- Brief -
Quote the entries in full, character for character, without their images.

-- Start Given information --

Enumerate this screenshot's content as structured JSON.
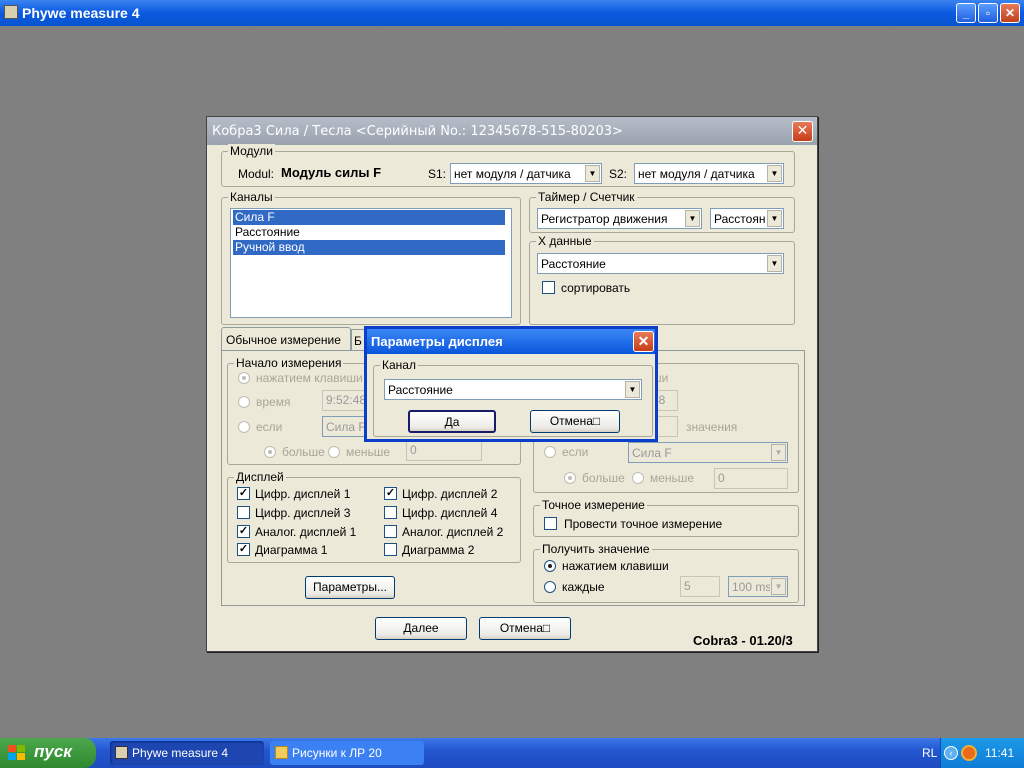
{
  "window": {
    "title": "Phywe measure 4",
    "min": "_",
    "max": "▫",
    "close": "✕"
  },
  "dialog": {
    "title": "Кобра3 Сила / Тесла  <Серийный No.: 12345678-515-80203>",
    "close": "✕",
    "modules": {
      "legend": "Модули",
      "modul_label": "Modul:",
      "modul_value": "Модуль силы F",
      "s1_label": "S1:",
      "s1_value": "нет модуля / датчика",
      "s2_label": "S2:",
      "s2_value": "нет модуля / датчика"
    },
    "channels": {
      "legend": "Каналы",
      "items": [
        {
          "label": "Сила F",
          "selected": true
        },
        {
          "label": "Расстояние",
          "selected": false
        },
        {
          "label": "Ручной ввод",
          "selected": true
        }
      ]
    },
    "timer": {
      "legend": "Таймер / Счетчик",
      "mode": "Регистратор движения",
      "unit": "Расстоян"
    },
    "xdata": {
      "legend": "X данные",
      "value": "Расстояние",
      "sort_label": "сортировать",
      "sort_checked": false
    },
    "tabs": {
      "tab1": "Обычное измерение",
      "tab2_partial": "Б"
    },
    "start": {
      "legend": "Начало измерения",
      "key_press": "нажатием клавиши",
      "time": "время",
      "time_value": "9:52:48",
      "if": "если",
      "if_value": "Сила F",
      "greater": "больше",
      "less": "меньше",
      "threshold": "0"
    },
    "stop": {
      "partial_label": "ши",
      "time_value": "48",
      "values_label": "значения",
      "if": "если",
      "if_value": "Сила F",
      "greater": "больше",
      "less": "меньше",
      "threshold": "0"
    },
    "display": {
      "legend": "Дисплей",
      "items": [
        {
          "label": "Цифр. дисплей 1",
          "checked": true
        },
        {
          "label": "Цифр. дисплей 2",
          "checked": true
        },
        {
          "label": "Цифр. дисплей 3",
          "checked": false
        },
        {
          "label": "Цифр. дисплей 4",
          "checked": false
        },
        {
          "label": "Аналог. дисплей 1",
          "checked": true
        },
        {
          "label": "Аналог. дисплей 2",
          "checked": false
        },
        {
          "label": "Диаграмма 1",
          "checked": true
        },
        {
          "label": "Диаграмма 2",
          "checked": false
        }
      ]
    },
    "precise": {
      "legend": "Точное измерение",
      "label": "Провести точное измерение",
      "checked": false
    },
    "getvalue": {
      "legend": "Получить значение",
      "key_press": "нажатием клавиши",
      "every": "каждые",
      "every_value": "5",
      "unit": "100 ms"
    },
    "params_button": "Параметры...",
    "next_button": "Далее",
    "cancel_button": "Отмена□",
    "version": "Cobra3 - 01.20/3"
  },
  "popup": {
    "title": "Параметры дисплея",
    "close": "✕",
    "channel_legend": "Канал",
    "channel_value": "Расстояние",
    "ok": "Да",
    "cancel": "Отмена□"
  },
  "taskbar": {
    "start": "пуск",
    "items": [
      "Phywe measure 4",
      "Рисунки к ЛР 20"
    ],
    "lang": "RL",
    "clock": "11:41"
  },
  "colors": {
    "selection": "#316ac5",
    "title_blue": "#0a56dc",
    "start_green": "#3a9a3a"
  }
}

-- End Given information --

- Solution to the problem -
Enumerate this screenshot's content as structured JSON.
{
  "window": {
    "title": "Phywe measure 4",
    "min": "_",
    "max": "▫",
    "close": "✕"
  },
  "dialog": {
    "title": "Кобра3 Сила / Тесла  <Серийный No.: 12345678-515-80203>",
    "close": "✕",
    "modules": {
      "legend": "Модули",
      "modul_label": "Modul:",
      "modul_value": "Модуль силы F",
      "s1_label": "S1:",
      "s1_value": "нет модуля / датчика",
      "s2_label": "S2:",
      "s2_value": "нет модуля / датчика"
    },
    "channels": {
      "legend": "Каналы",
      "items": [
        {
          "label": "Сила F",
          "selected": true
        },
        {
          "label": "Расстояние",
          "selected": false
        },
        {
          "label": "Ручной ввод",
          "selected": true
        }
      ]
    },
    "timer": {
      "legend": "Таймер / Счетчик",
      "mode": "Регистратор движения",
      "unit": "Расстоян"
    },
    "xdata": {
      "legend": "X данные",
      "value": "Расстояние",
      "sort_label": "сортировать",
      "sort_checked": false
    },
    "tabs": {
      "tab1": "Обычное измерение",
      "tab2_partial": "Б"
    },
    "start": {
      "legend": "Начало измерения",
      "key_press": "нажатием клавиши",
      "time": "время",
      "time_value": "9:52:48",
      "if": "если",
      "if_value": "Сила F",
      "greater": "больше",
      "less": "меньше",
      "threshold": "0"
    },
    "stop": {
      "partial_label": "ши",
      "time_value": "48",
      "values_label": "значения",
      "if": "если",
      "if_value": "Сила F",
      "greater": "больше",
      "less": "меньше",
      "threshold": "0"
    },
    "display": {
      "legend": "Дисплей",
      "items": [
        {
          "label": "Цифр. дисплей 1",
          "checked": true
        },
        {
          "label": "Цифр. дисплей 2",
          "checked": true
        },
        {
          "label": "Цифр. дисплей 3",
          "checked": false
        },
        {
          "label": "Цифр. дисплей 4",
          "checked": false
        },
        {
          "label": "Аналог. дисплей 1",
          "checked": true
        },
        {
          "label": "Аналог. дисплей 2",
          "checked": false
        },
        {
          "label": "Диаграмма 1",
          "checked": true
        },
        {
          "label": "Диаграмма 2",
          "checked": false
        }
      ]
    },
    "precise": {
      "legend": "Точное измерение",
      "label": "Провести точное измерение",
      "checked": false
    },
    "getvalue": {
      "legend": "Получить значение",
      "key_press": "нажатием клавиши",
      "every": "каждые",
      "every_value": "5",
      "unit": "100 ms"
    },
    "params_button": "Параметры...",
    "next_button": "Далее",
    "cancel_button": "Отмена□",
    "version": "Cobra3 - 01.20/3"
  },
  "popup": {
    "title": "Параметры дисплея",
    "close": "✕",
    "channel_legend": "Канал",
    "channel_value": "Расстояние",
    "ok": "Да",
    "cancel": "Отмена□"
  },
  "taskbar": {
    "start": "пуск",
    "items": [
      "Phywe measure 4",
      "Рисунки к ЛР 20"
    ],
    "lang": "RL",
    "clock": "11:41"
  },
  "colors": {
    "selection": "#316ac5",
    "title_blue": "#0a56dc",
    "start_green": "#3a9a3a"
  }
}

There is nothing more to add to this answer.